## Aim of the exercise
Go through the entries below and retype them exactly, omitting each picture.

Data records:
══════════
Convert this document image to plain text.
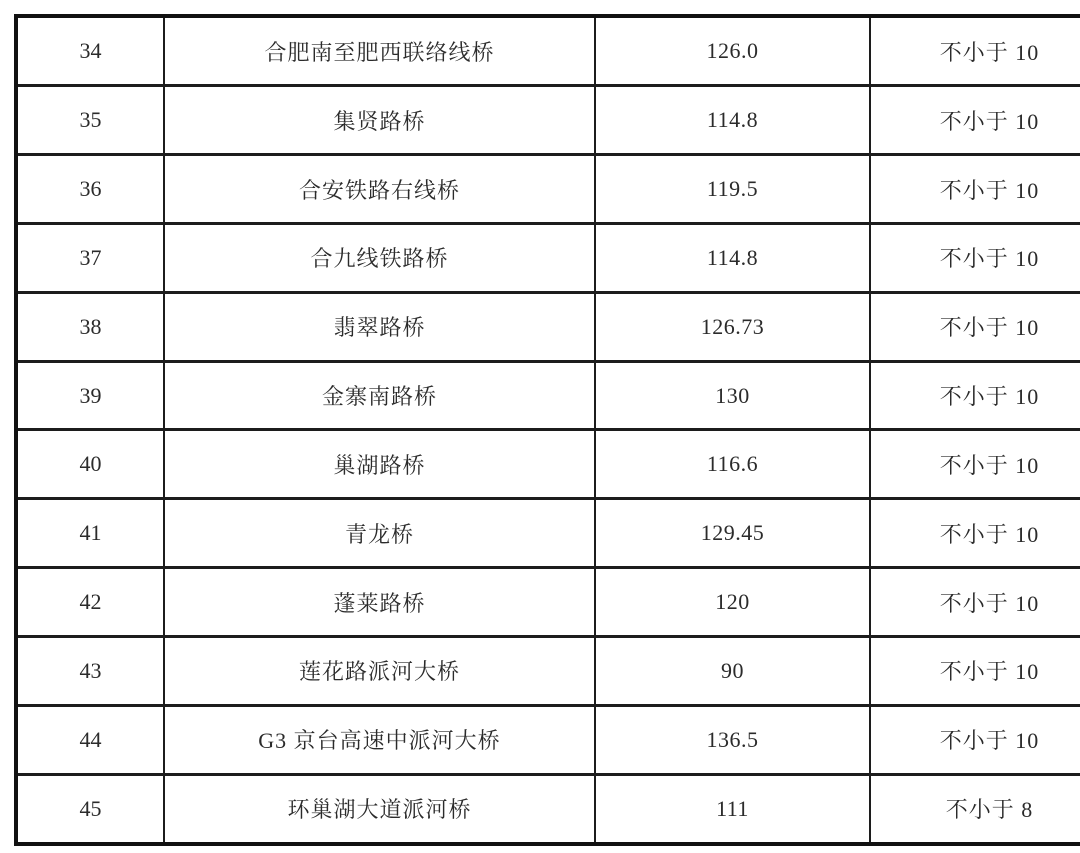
34	合肥南至肥西联络线桥	126.0	不小于 10
35	集贤路桥	114.8	不小于 10
36	合安铁路右线桥	119.5	不小于 10
37	合九线铁路桥	114.8	不小于 10
38	翡翠路桥	126.73	不小于 10
39	金寨南路桥	130	不小于 10
40	巢湖路桥	116.6	不小于 10
41	青龙桥	129.45	不小于 10
42	蓬莱路桥	120	不小于 10
43	莲花路派河大桥	90	不小于 10
44	G3 京台高速中派河大桥	136.5	不小于 10
45	环巢湖大道派河桥	111	不小于 8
══════════
## Completed exercise
Convert this document image to plain text.
34	合肥南至肥西联络线桥	126.0	不小于 10
35	集贤路桥	114.8	不小于 10
36	合安铁路右线桥	119.5	不小于 10
37	合九线铁路桥	114.8	不小于 10
38	翡翠路桥	126.73	不小于 10
39	金寨南路桥	130	不小于 10
40	巢湖路桥	116.6	不小于 10
41	青龙桥	129.45	不小于 10
42	蓬莱路桥	120	不小于 10
43	莲花路派河大桥	90	不小于 10
44	G3 京台高速中派河大桥	136.5	不小于 10
45	环巢湖大道派河桥	111	不小于 8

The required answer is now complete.